### QUOTED TEXT
┌──
Idk what temples you're talking about, but "Uyghurs are actually a multi-faith society that was forcibly converted to Islam" is CCP propaganda to lie about the fact that they're genociding the Uyghurs for being Turkic Muslims and destroying their mosques and shrines.
I'm just going to lay aside the world-ending irony of accusing "Islamists" (whatever the fuck that is) of colonizing and forcibly converting a people...who live on top of China. I mean I tried to figure out which stage of Chinese history you're trying to erase to get here, but the answer can only be "all of it". China apparently both exists and doesn't exist for you. But Schroedinger's geo-politics or not, I can't let the "Abrahamic religions" bit stand because this horseshit is gaining way too much traction in South Asia.
Judaism, the world's oldest religion, being an upstart colonizing force is a frankly wild thing to say. I even tried to find mention of any colonization by Jews before Palestine and only found a couple of dynasties and vassal states under Ancient Rome. If you're talking about the Khazars in the sixth century, the rulers converted to Judaism voluntarily and there's no evidence it was either imposed or predominant among the rest of the population. Otoh, Jews have been repeatedly expelled, colonized and subjugated by Christians and Muslims (which is why most of their holidays are just "Yay We Didn't All Die"), and Muslims have suffered under Christian colonization for the last two hundred years along with the rest of us, and a lot longer in Europe. Islamic Empires rarely forced conversions (and in fact didn't like having too many Muslim subjects because non-Muslims were made to pay them taxes) and because of that were generally more tolerant than Christian ones, especially of Jews and Christians whom they considered "People of the Book". I mean persecution and ethnic cleansings did happen, depending on who was in charge (the Almohad Empire was particularly awful, which maybe explains the Catholic violence of Spain and Portugal), but in general, mass conversion wasn't the point of colonization. Among the Turkic peoples especially it was trade that spread Islam, not war or colonization, unlike shit-ass Portuguese traders who said, "We come in search of Christians and spices" and proceeded to kill and colonize everyone and torture them into converting. No fucking way you're lumping all of them in one "Abrahamic" colonial basket.
└──
### WHAT IS ASKED
a – Do these statements agree with the comment on religion and colonization? Answer yes or no for each, quoting the text's deciding words. (i) The Khazar rulers adopted Judaism of their own accord. (ii) Islamic Empires often forced people to convert. (iii) Among the Turkic peoples, Islam spread mainly through war.
b – Render the records from the line with "hint-text: tarjeta visible" up to and including the line with "nav-item[interactable]: Órdenes xyxy=(12,250,226,287)" as a numbered list, omitting any blank lines.
The records that follow are unrelated to the text.

### EXERCISE INPUT
┌──
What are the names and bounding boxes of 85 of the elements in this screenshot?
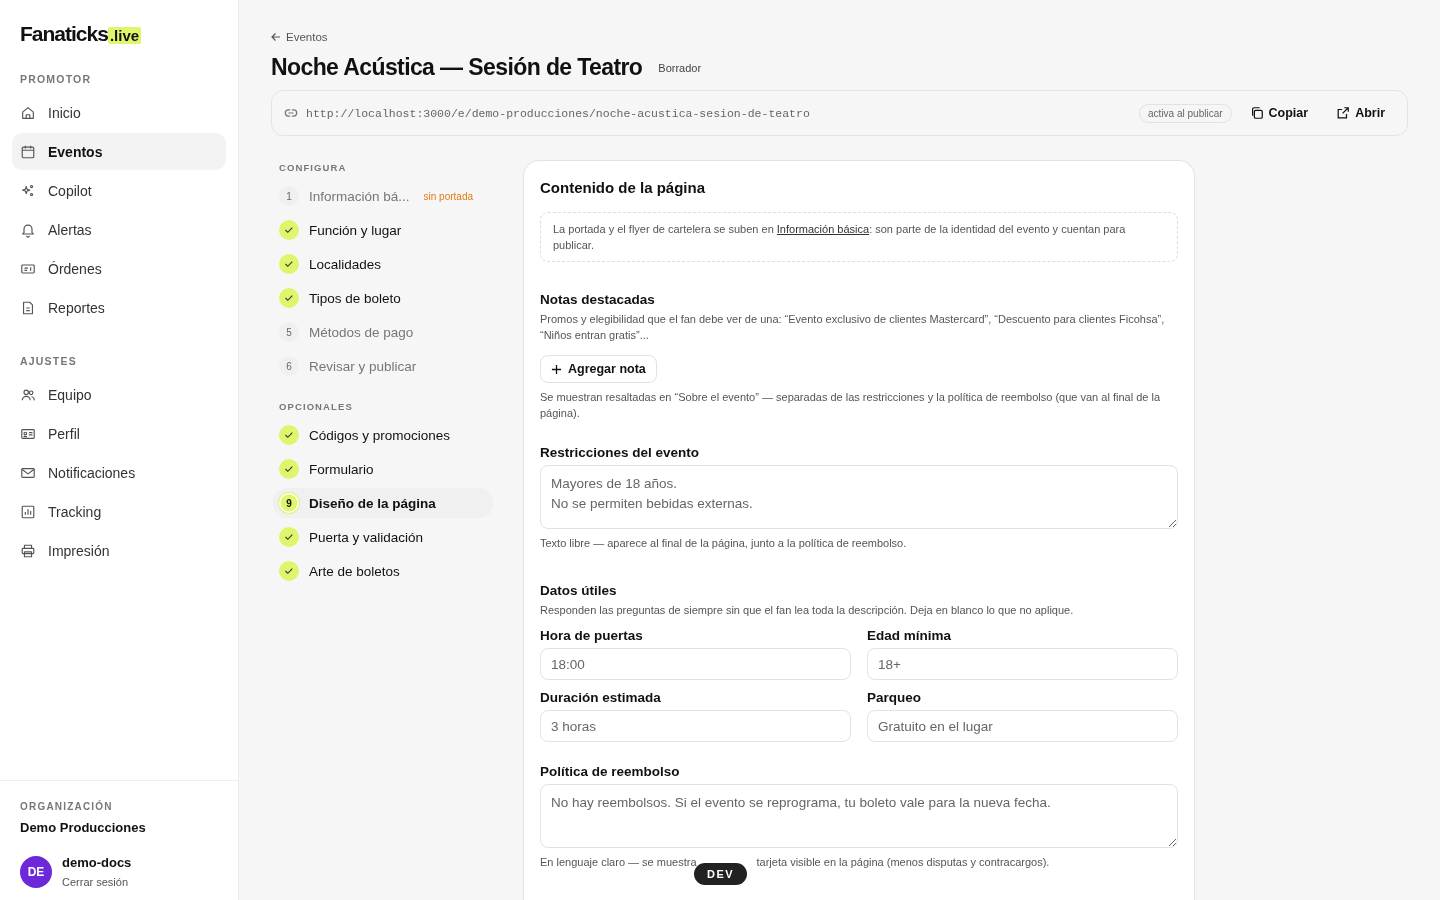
hint-text: tarjeta visible en la página (menos disputas y contracargos). xyxy=(756,855,1050,870)
nav-item[interactable]: Copilot xyxy=(12,172,226,209)
organization-name: Demo Producciones xyxy=(20,820,147,835)
field-label: Restricciones del evento xyxy=(540,445,701,460)
step-item[interactable]: Puerta y validación xyxy=(273,522,493,552)
logout-link[interactable]: Cerrar sesión xyxy=(62,876,132,888)
url-text: http://localhost:3000/e/demo-producciones/noche-acustica-sesion-de-teatro xyxy=(306,106,811,120)
note-text: La portada y el flyer de cartelera se suben en Información básica: son parte de la identidad del evento y cuentan para publicar. xyxy=(553,222,1127,253)
nav-item[interactable]: Eventos xyxy=(12,133,226,170)
check-icon xyxy=(279,459,299,479)
step-item[interactable]: 9 Diseño de la página xyxy=(273,488,493,518)
back-arrow-icon xyxy=(271,32,281,42)
check-icon xyxy=(279,561,299,581)
logo[interactable]: Fanaticks.live xyxy=(20,22,226,46)
step-item[interactable]: Arte de boletos xyxy=(273,556,493,586)
hint-text: Se muestran resaltadas en “Sobre el evento” — separadas de las restricciones y la política de reembolso (que van al final de la página). xyxy=(540,390,1161,421)
check-icon xyxy=(279,527,299,547)
nav-item[interactable]: Reportes xyxy=(12,289,226,326)
step-item[interactable]: 1 Información bá... sin portada xyxy=(273,181,493,211)
section-heading: Notas destacadas xyxy=(540,292,656,307)
user-name: demo-docs xyxy=(62,855,132,870)
input-field[interactable]: 18:00 xyxy=(540,648,851,680)
hint-text: En lenguaje claro — se muestra xyxy=(540,855,697,870)
add-note-button[interactable]: Agregar nota xyxy=(540,355,657,383)
section-label: AJUSTES xyxy=(20,355,78,367)
input-field[interactable]: 3 horas xyxy=(540,710,851,742)
restrictions-field[interactable]: Mayores de 18 años. No se permiten bebidas externas. xyxy=(540,465,1178,529)
home-icon xyxy=(20,104,36,121)
step-number: 9 xyxy=(279,493,299,513)
back-link[interactable]: Eventos xyxy=(271,31,328,43)
nav-item[interactable]: Órdenes xyxy=(12,250,226,287)
nav-item[interactable]: Equipo xyxy=(12,376,226,413)
page-title: Noche Acústica — Sesión de Teatro xyxy=(271,54,643,81)
section-label: CONFIGURA xyxy=(279,162,348,173)
step-number: 6 xyxy=(279,356,299,376)
section-description: Promos y elegibilidad que el fan debe ver de una: “Evento exclusivo de clientes Mastercard”, “Descuento para clientes Ficohsa”, “Niños entran gratis”... xyxy=(540,312,1166,343)
section-description: Responden las preguntas de siempre sin que el fan lea toda la descripción. Deja en blanco lo que no aplique. xyxy=(540,603,1075,618)
step-item[interactable]: 6 Revisar y publicar xyxy=(273,351,493,381)
nav-item[interactable]: Notificaciones xyxy=(12,454,226,491)
check-icon xyxy=(279,220,299,240)
refund-policy-field[interactable]: No hay reembolsos. Si el evento se reprograma, tu boleto vale para la nueva fecha. xyxy=(540,784,1178,848)
chart-icon xyxy=(20,503,36,520)
section-label: ORGANIZACIÓN xyxy=(20,801,114,812)
section-heading: Datos útiles xyxy=(540,583,618,598)
sparkle-icon xyxy=(20,182,36,199)
nav-item[interactable]: Alertas xyxy=(12,211,226,248)
field-label: Edad mínima xyxy=(867,628,953,643)
check-icon xyxy=(279,254,299,274)
nav-item[interactable]: Tracking xyxy=(12,493,226,530)
printer-icon xyxy=(20,542,36,559)
field-label: Política de reembolso xyxy=(540,764,681,779)
link-icon xyxy=(284,106,298,120)
field-label: Parqueo xyxy=(867,690,922,705)
step-item[interactable]: Formulario xyxy=(273,454,493,484)
section-label: PROMOTOR xyxy=(20,73,93,85)
copy-button[interactable]: Copiar xyxy=(1239,102,1319,124)
hint-text: Texto libre — aparece al final de la página, junto a la política de reembolso. xyxy=(540,536,908,551)
warning-tag: sin portada xyxy=(423,190,474,202)
document-icon xyxy=(20,299,36,316)
nav-item[interactable]: Perfil xyxy=(12,415,226,452)
copy-icon xyxy=(1249,106,1264,120)
open-button[interactable]: Abrir xyxy=(1326,102,1395,124)
step-item[interactable]: Tipos de boleto xyxy=(273,283,493,313)
field-label: Duración estimada xyxy=(540,690,662,705)
step-number: 1 xyxy=(279,186,299,206)
step-item[interactable]: Códigos y promociones xyxy=(273,420,493,450)
check-icon xyxy=(279,425,299,445)
nav-item[interactable]: Inicio xyxy=(12,94,226,131)
step-item[interactable]: 5 Métodos de pago xyxy=(273,317,493,347)
status-label: Borrador xyxy=(658,61,702,74)
external-link-icon xyxy=(1336,106,1351,120)
avatar: DE xyxy=(20,855,52,888)
calendar-icon xyxy=(20,143,36,160)
section-label: OPCIONALES xyxy=(279,401,354,412)
input-field[interactable]: Gratuito en el lugar xyxy=(867,710,1178,742)
step-number: 5 xyxy=(279,322,299,342)
users-icon xyxy=(20,386,36,403)
card-title: Contenido de la página xyxy=(540,179,706,196)
step-item[interactable]: Localidades xyxy=(273,249,493,279)
check-icon xyxy=(279,288,299,308)
step-item[interactable]: Función y lugar xyxy=(273,215,493,245)
input-field[interactable]: 18+ xyxy=(867,648,1178,680)
nav-item[interactable]: Impresión xyxy=(12,532,226,569)
plus-icon xyxy=(551,363,562,375)
field-label: Hora de puertas xyxy=(540,628,644,643)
└──
### SOLUTIONS PER TASK
a –
(i) Yes: "the rulers converted to Judaism voluntarily"
(ii) No: "Islamic Empires rarely forced conversions"
(iii) No: "Among the Turkic peoples especially it was trade that spread Islam, not war or colonization"

b –
1. hint-text: tarjeta visible en la página (menos disputas y contracargos). xyxy=(756,855,1050,870)
2. nav-item[interactable]: Copilot xyxy=(12,172,226,209)
3. organization-name: Demo Producciones xyxy=(20,820,147,835)
4. field-label: Restricciones del evento xyxy=(540,445,701,460)
5. step-item[interactable]: Puerta y validación xyxy=(273,522,493,552)
6. logout-link[interactable]: Cerrar sesión xyxy=(62,876,132,888)
7. url-text: http://localhost:3000/e/demo-producciones/noche-acustica-sesion-de-teatro xyxy=(306,106,811,120)
8. note-text: La portada y el flyer de cartelera se suben en Información básica: son parte de la identidad del evento y cuentan para publicar. xyxy=(553,222,1127,253)
9. nav-item[interactable]: Eventos xyxy=(12,133,226,170)
10. check-icon xyxy=(279,459,299,479)
11. step-item[interactable]: 9 Diseño de la página xyxy=(273,488,493,518)
12. back-arrow-icon xyxy=(271,32,281,42)
13. check-icon xyxy=(279,561,299,581)
14. logo[interactable]: Fanaticks.live xyxy=(20,22,226,46)
15. step-item[interactable]: Arte de boletos xyxy=(273,556,493,586)
16. hint-text: Se muestran resaltadas en “Sobre el evento” — separadas de las restricciones y la política de reembolso (que van al final de la página). xyxy=(540,390,1161,421)
17. check-icon xyxy=(279,527,299,547)
18. nav-item[interactable]: Reportes xyxy=(12,289,226,326)
19. step-item[interactable]: 1 Información bá... sin portada xyxy=(273,181,493,211)
20. section-heading: Notas destacadas xyxy=(540,292,656,307)
21. user-name: demo-docs xyxy=(62,855,132,870)
22. input-field[interactable]: 18:00 xyxy=(540,648,851,680)
23. hint-text: En lenguaje claro — se muestra xyxy=(540,855,697,870)
24. add-note-button[interactable]: Agregar nota xyxy=(540,355,657,383)
25. section-label: AJUSTES xyxy=(20,355,78,367)
26. input-field[interactable]: 3 horas xyxy=(540,710,851,742)
27. restrictions-field[interactable]: Mayores de 18 años. No se permiten bebidas externas. xyxy=(540,465,1178,529)
28. home-icon xyxy=(20,104,36,121)
29. step-number: 9 xyxy=(279,493,299,513)
30. back-link[interactable]: Eventos xyxy=(271,31,328,43)
31. nav-item[interactable]: Órdenes xyxy=(12,250,226,287)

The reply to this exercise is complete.